Give the material again in full, matching it exactly.

### RECORDS FOR THIS TASK

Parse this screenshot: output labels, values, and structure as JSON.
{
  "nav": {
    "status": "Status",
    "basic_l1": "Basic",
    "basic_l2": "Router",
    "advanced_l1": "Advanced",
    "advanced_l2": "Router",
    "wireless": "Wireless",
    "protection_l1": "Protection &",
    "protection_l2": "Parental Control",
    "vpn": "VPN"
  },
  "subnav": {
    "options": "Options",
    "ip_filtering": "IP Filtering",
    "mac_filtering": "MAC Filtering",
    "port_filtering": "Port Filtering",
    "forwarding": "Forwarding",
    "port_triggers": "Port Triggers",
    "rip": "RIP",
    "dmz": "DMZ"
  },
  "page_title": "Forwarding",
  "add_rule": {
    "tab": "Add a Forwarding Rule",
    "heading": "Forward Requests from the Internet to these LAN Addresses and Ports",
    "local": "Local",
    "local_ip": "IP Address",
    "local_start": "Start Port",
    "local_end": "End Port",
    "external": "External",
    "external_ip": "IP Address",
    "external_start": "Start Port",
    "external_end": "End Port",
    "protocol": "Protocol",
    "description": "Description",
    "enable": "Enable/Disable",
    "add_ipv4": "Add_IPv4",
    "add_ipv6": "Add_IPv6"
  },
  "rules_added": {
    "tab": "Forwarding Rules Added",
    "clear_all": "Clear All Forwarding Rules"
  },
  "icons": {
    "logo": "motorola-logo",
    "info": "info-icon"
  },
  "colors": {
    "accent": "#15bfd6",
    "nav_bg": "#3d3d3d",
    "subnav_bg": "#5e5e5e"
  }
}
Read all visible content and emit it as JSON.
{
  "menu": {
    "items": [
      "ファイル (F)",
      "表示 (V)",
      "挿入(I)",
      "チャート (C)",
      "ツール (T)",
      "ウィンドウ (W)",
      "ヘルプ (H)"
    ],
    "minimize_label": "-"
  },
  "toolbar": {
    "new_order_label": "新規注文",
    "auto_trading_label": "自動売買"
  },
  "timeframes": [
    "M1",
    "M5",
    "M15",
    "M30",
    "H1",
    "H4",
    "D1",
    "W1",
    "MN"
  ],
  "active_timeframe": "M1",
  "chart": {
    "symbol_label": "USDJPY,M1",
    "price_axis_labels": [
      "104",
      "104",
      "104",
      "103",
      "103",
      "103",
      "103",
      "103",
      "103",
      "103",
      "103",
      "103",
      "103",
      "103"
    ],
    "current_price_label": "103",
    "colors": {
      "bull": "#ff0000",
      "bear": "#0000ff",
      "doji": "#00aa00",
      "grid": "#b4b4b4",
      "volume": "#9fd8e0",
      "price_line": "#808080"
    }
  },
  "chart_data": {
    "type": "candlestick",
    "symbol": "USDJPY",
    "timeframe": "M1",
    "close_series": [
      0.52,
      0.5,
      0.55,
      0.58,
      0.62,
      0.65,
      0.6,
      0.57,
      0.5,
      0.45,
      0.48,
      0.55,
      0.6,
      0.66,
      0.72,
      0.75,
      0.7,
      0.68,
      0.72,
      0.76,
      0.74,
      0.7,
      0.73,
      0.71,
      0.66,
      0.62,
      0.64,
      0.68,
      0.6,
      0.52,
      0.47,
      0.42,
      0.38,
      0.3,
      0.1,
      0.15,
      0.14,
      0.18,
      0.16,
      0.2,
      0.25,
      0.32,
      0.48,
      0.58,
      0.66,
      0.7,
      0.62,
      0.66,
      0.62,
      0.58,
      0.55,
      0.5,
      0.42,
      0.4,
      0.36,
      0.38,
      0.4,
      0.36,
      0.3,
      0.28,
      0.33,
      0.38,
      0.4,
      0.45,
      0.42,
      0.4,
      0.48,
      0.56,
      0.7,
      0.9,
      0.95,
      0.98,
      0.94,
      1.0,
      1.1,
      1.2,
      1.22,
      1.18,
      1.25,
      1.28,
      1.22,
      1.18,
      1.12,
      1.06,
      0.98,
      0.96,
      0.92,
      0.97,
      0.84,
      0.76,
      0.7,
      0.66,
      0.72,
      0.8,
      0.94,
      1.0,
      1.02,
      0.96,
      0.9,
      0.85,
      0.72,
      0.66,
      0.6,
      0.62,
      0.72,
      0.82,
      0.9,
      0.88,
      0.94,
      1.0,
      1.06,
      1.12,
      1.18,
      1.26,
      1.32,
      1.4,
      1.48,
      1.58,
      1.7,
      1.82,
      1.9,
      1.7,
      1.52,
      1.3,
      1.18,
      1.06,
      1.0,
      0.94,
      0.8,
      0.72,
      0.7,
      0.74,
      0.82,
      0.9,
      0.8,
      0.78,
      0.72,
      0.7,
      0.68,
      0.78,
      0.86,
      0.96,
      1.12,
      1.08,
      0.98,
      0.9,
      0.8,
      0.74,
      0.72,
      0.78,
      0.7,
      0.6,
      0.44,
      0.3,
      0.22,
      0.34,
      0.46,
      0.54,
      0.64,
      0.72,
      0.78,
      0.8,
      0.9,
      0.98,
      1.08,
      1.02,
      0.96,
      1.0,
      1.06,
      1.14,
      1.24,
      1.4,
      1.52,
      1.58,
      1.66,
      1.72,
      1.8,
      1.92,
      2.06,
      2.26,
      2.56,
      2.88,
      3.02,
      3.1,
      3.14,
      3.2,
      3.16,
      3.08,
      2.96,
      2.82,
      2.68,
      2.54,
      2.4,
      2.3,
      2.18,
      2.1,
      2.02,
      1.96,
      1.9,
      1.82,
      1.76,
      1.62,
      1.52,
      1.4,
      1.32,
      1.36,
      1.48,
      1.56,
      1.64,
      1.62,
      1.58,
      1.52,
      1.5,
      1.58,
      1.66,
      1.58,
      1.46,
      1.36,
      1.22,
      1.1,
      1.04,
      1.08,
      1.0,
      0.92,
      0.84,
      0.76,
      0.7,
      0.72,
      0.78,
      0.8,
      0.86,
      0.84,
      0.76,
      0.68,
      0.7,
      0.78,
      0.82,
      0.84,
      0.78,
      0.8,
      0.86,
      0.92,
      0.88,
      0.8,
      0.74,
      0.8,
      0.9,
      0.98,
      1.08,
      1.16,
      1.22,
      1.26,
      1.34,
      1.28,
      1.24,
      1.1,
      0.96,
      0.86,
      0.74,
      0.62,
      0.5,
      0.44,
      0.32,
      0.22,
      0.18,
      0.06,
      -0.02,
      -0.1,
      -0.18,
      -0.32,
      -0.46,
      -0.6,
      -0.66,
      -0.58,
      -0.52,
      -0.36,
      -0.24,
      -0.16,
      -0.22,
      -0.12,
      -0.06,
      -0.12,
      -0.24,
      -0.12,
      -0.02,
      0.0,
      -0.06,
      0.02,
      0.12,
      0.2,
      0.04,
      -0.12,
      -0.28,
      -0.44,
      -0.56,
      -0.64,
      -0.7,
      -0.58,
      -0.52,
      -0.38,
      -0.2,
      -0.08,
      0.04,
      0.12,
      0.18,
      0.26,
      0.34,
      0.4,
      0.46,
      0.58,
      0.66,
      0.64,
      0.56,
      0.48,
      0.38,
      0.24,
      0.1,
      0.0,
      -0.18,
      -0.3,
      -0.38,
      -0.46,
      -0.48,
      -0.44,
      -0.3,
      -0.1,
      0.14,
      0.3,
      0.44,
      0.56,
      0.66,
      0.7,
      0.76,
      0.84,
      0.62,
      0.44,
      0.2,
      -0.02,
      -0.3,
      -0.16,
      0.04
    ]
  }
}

######

■ EXERCISE OUTPUT ■
Parse this screenshot: output labels, values, and structure as JSON.
{
  "nav": {
    "status": "Status",
    "basic_l1": "Basic",
    "basic_l2": "Router",
    "advanced_l1": "Advanced",
    "advanced_l2": "Router",
    "wireless": "Wireless",
    "protection_l1": "Protection &",
    "protection_l2": "Parental Control",
    "vpn": "VPN"
  },
  "subnav": {
    "options": "Options",
    "ip_filtering": "IP Filtering",
    "mac_filtering": "MAC Filtering",
    "port_filtering": "Port Filtering",
    "forwarding": "Forwarding",
    "port_triggers": "Port Triggers",
    "rip": "RIP",
    "dmz": "DMZ"
  },
  "page_title": "Forwarding",
  "add_rule": {
    "tab": "Add a Forwarding Rule",
    "heading": "Forward Requests from the Internet to these LAN Addresses and Ports",
    "local": "Local",
    "local_ip": "IP Address",
    "local_start": "Start Port",
    "local_end": "End Port",
    "external": "External",
    "external_ip": "IP Address",
    "external_start": "Start Port",
    "external_end": "End Port",
    "protocol": "Protocol",
    "description": "Description",
    "enable": "Enable/Disable",
    "add_ipv4": "Add_IPv4",
    "add_ipv6": "Add_IPv6"
  },
  "rules_added": {
    "tab": "Forwarding Rules Added",
    "clear_all": "Clear All Forwarding Rules"
  },
  "icons": {
    "logo": "motorola-logo",
    "info": "info-icon"
  },
  "colors": {
    "accent": "#15bfd6",
    "nav_bg": "#3d3d3d",
    "subnav_bg": "#5e5e5e"
  }
}
Read all visible content and emit it as JSON.
{
  "menu": {
    "items": [
      "ファイル (F)",
      "表示 (V)",
      "挿入(I)",
      "チャート (C)",
      "ツール (T)",
      "ウィンドウ (W)",
      "ヘルプ (H)"
    ],
    "minimize_label": "-"
  },
  "toolbar": {
    "new_order_label": "新規注文",
    "auto_trading_label": "自動売買"
  },
  "timeframes": [
    "M1",
    "M5",
    "M15",
    "M30",
    "H1",
    "H4",
    "D1",
    "W1",
    "MN"
  ],
  "active_timeframe": "M1",
  "chart": {
    "symbol_label": "USDJPY,M1",
    "price_axis_labels": [
      "104",
      "104",
      "104",
      "103",
      "103",
      "103",
      "103",
      "103",
      "103",
      "103",
      "103",
      "103",
      "103",
      "103"
    ],
    "current_price_label": "103",
    "colors": {
      "bull": "#ff0000",
      "bear": "#0000ff",
      "doji": "#00aa00",
      "grid": "#b4b4b4",
      "volume": "#9fd8e0",
      "price_line": "#808080"
    }
  },
  "chart_data": {
    "type": "candlestick",
    "symbol": "USDJPY",
    "timeframe": "M1",
    "close_series": [
      0.52,
      0.5,
      0.55,
      0.58,
      0.62,
      0.65,
      0.6,
      0.57,
      0.5,
      0.45,
      0.48,
      0.55,
      0.6,
      0.66,
      0.72,
      0.75,
      0.7,
      0.68,
      0.72,
      0.76,
      0.74,
      0.7,
      0.73,
      0.71,
      0.66,
      0.62,
      0.64,
      0.68,
      0.6,
      0.52,
      0.47,
      0.42,
      0.38,
      0.3,
      0.1,
      0.15,
      0.14,
      0.18,
      0.16,
      0.2,
      0.25,
      0.32,
      0.48,
      0.58,
      0.66,
      0.7,
      0.62,
      0.66,
      0.62,
      0.58,
      0.55,
      0.5,
      0.42,
      0.4,
      0.36,
      0.38,
      0.4,
      0.36,
      0.3,
      0.28,
      0.33,
      0.38,
      0.4,
      0.45,
      0.42,
      0.4,
      0.48,
      0.56,
      0.7,
      0.9,
      0.95,
      0.98,
      0.94,
      1.0,
      1.1,
      1.2,
      1.22,
      1.18,
      1.25,
      1.28,
      1.22,
      1.18,
      1.12,
      1.06,
      0.98,
      0.96,
      0.92,
      0.97,
      0.84,
      0.76,
      0.7,
      0.66,
      0.72,
      0.8,
      0.94,
      1.0,
      1.02,
      0.96,
      0.9,
      0.85,
      0.72,
      0.66,
      0.6,
      0.62,
      0.72,
      0.82,
      0.9,
      0.88,
      0.94,
      1.0,
      1.06,
      1.12,
      1.18,
      1.26,
      1.32,
      1.4,
      1.48,
      1.58,
      1.7,
      1.82,
      1.9,
      1.7,
      1.52,
      1.3,
      1.18,
      1.06,
      1.0,
      0.94,
      0.8,
      0.72,
      0.7,
      0.74,
      0.82,
      0.9,
      0.8,
      0.78,
      0.72,
      0.7,
      0.68,
      0.78,
      0.86,
      0.96,
      1.12,
      1.08,
      0.98,
      0.9,
      0.8,
      0.74,
      0.72,
      0.78,
      0.7,
      0.6,
      0.44,
      0.3,
      0.22,
      0.34,
      0.46,
      0.54,
      0.64,
      0.72,
      0.78,
      0.8,
      0.9,
      0.98,
      1.08,
      1.02,
      0.96,
      1.0,
      1.06,
      1.14,
      1.24,
      1.4,
      1.52,
      1.58,
      1.66,
      1.72,
      1.8,
      1.92,
      2.06,
      2.26,
      2.56,
      2.88,
      3.02,
      3.1,
      3.14,
      3.2,
      3.16,
      3.08,
      2.96,
      2.82,
      2.68,
      2.54,
      2.4,
      2.3,
      2.18,
      2.1,
      2.02,
      1.96,
      1.9,
      1.82,
      1.76,
      1.62,
      1.52,
      1.4,
      1.32,
      1.36,
      1.48,
      1.56,
      1.64,
      1.62,
      1.58,
      1.52,
      1.5,
      1.58,
      1.66,
      1.58,
      1.46,
      1.36,
      1.22,
      1.1,
      1.04,
      1.08,
      1.0,
      0.92,
      0.84,
      0.76,
      0.7,
      0.72,
      0.78,
      0.8,
      0.86,
      0.84,
      0.76,
      0.68,
      0.7,
      0.78,
      0.82,
      0.84,
      0.78,
      0.8,
      0.86,
      0.92,
      0.88,
      0.8,
      0.74,
      0.8,
      0.9,
      0.98,
      1.08,
      1.16,
      1.22,
      1.26,
      1.34,
      1.28,
      1.24,
      1.1,
      0.96,
      0.86,
      0.74,
      0.62,
      0.5,
      0.44,
      0.32,
      0.22,
      0.18,
      0.06,
      -0.02,
      -0.1,
      -0.18,
      -0.32,
      -0.46,
      -0.6,
      -0.66,
      -0.58,
      -0.52,
      -0.36,
      -0.24,
      -0.16,
      -0.22,
      -0.12,
      -0.06,
      -0.12,
      -0.24,
      -0.12,
      -0.02,
      0.0,
      -0.06,
      0.02,
      0.12,
      0.2,
      0.04,
      -0.12,
      -0.28,
      -0.44,
      -0.56,
      -0.64,
      -0.7,
      -0.58,
      -0.52,
      -0.38,
      -0.2,
      -0.08,
      0.04,
      0.12,
      0.18,
      0.26,
      0.34,
      0.4,
      0.46,
      0.58,
      0.66,
      0.64,
      0.56,
      0.48,
      0.38,
      0.24,
      0.1,
      0.0,
      -0.18,
      -0.3,
      -0.38,
      -0.46,
      -0.48,
      -0.44,
      -0.3,
      -0.1,
      0.14,
      0.3,
      0.44,
      0.56,
      0.66,
      0.7,
      0.76,
      0.84,
      0.62,
      0.44,
      0.2,
      -0.02,
      -0.3,
      -0.16,
      0.04
    ]
  }
}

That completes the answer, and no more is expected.